What you should do: Copy out the whole listing exactly as written, leaving the pictures behind.

Data section:
## START
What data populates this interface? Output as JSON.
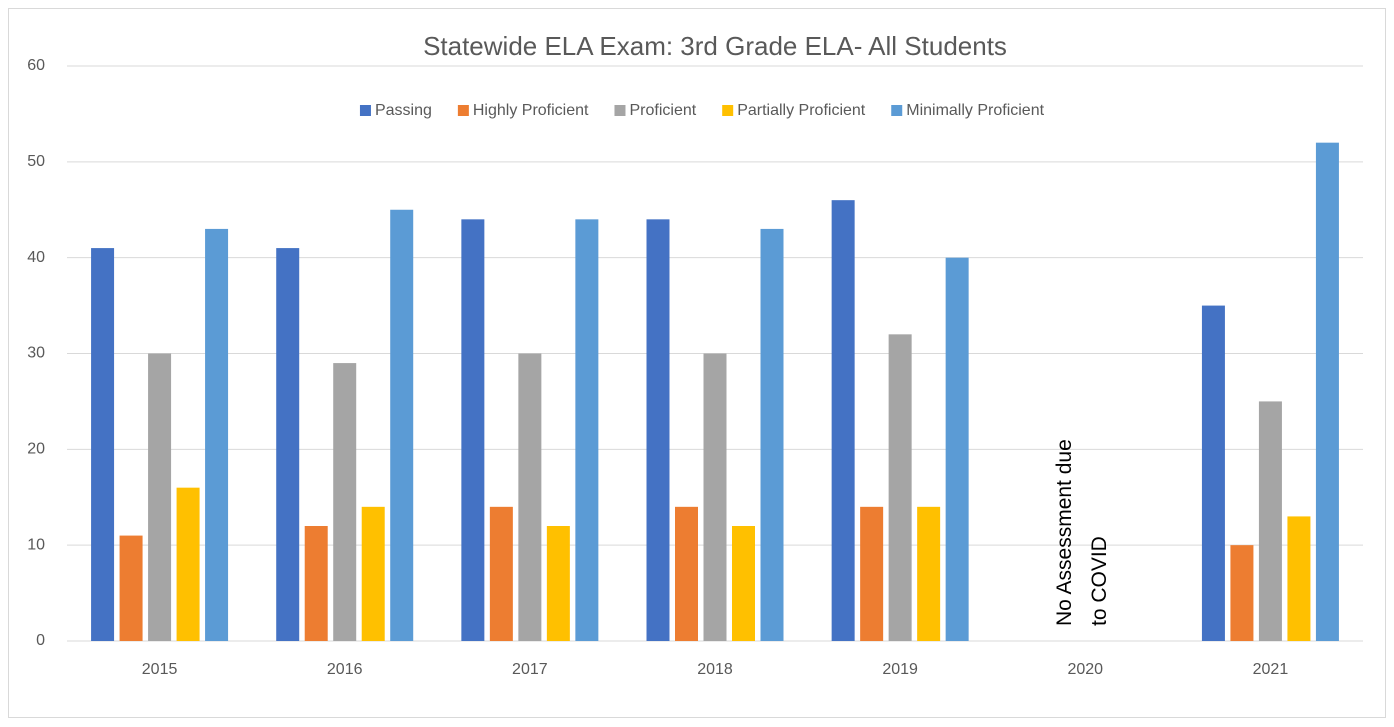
{
  "chart_data": {
    "type": "bar",
    "title": "Statewide ELA Exam: 3rd Grade ELA- All Students",
    "categories": [
      "2015",
      "2016",
      "2017",
      "2018",
      "2019",
      "2020",
      "2021"
    ],
    "series": [
      {
        "name": "Passing",
        "color": "#4472c4",
        "values": [
          41,
          41,
          44,
          44,
          46,
          null,
          35
        ]
      },
      {
        "name": "Highly Proficient",
        "color": "#ed7d31",
        "values": [
          11,
          12,
          14,
          14,
          14,
          null,
          10
        ]
      },
      {
        "name": "Proficient",
        "color": "#a5a5a5",
        "values": [
          30,
          29,
          30,
          30,
          32,
          null,
          25
        ]
      },
      {
        "name": "Partially Proficient",
        "color": "#ffc000",
        "values": [
          16,
          14,
          12,
          12,
          14,
          null,
          13
        ]
      },
      {
        "name": "Minimally Proficient",
        "color": "#5b9bd5",
        "values": [
          43,
          45,
          44,
          43,
          40,
          null,
          52
        ]
      }
    ],
    "annotation": [
      "No Assessment due",
      "to COVID"
    ],
    "ylim": [
      0,
      60
    ],
    "yticks": [
      0,
      10,
      20,
      30,
      40,
      50,
      60
    ],
    "grid": true,
    "legend": "top"
  }
}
## END
Written reply:
What data populates this interface? Output as JSON.
{
  "chart_data": {
    "type": "bar",
    "title": "Statewide ELA Exam: 3rd Grade ELA- All Students",
    "categories": [
      "2015",
      "2016",
      "2017",
      "2018",
      "2019",
      "2020",
      "2021"
    ],
    "series": [
      {
        "name": "Passing",
        "color": "#4472c4",
        "values": [
          41,
          41,
          44,
          44,
          46,
          null,
          35
        ]
      },
      {
        "name": "Highly Proficient",
        "color": "#ed7d31",
        "values": [
          11,
          12,
          14,
          14,
          14,
          null,
          10
        ]
      },
      {
        "name": "Proficient",
        "color": "#a5a5a5",
        "values": [
          30,
          29,
          30,
          30,
          32,
          null,
          25
        ]
      },
      {
        "name": "Partially Proficient",
        "color": "#ffc000",
        "values": [
          16,
          14,
          12,
          12,
          14,
          null,
          13
        ]
      },
      {
        "name": "Minimally Proficient",
        "color": "#5b9bd5",
        "values": [
          43,
          45,
          44,
          43,
          40,
          null,
          52
        ]
      }
    ],
    "annotation": [
      "No Assessment due",
      "to COVID"
    ],
    "ylim": [
      0,
      60
    ],
    "yticks": [
      0,
      10,
      20,
      30,
      40,
      50,
      60
    ],
    "grid": true,
    "legend": "top"
  }
}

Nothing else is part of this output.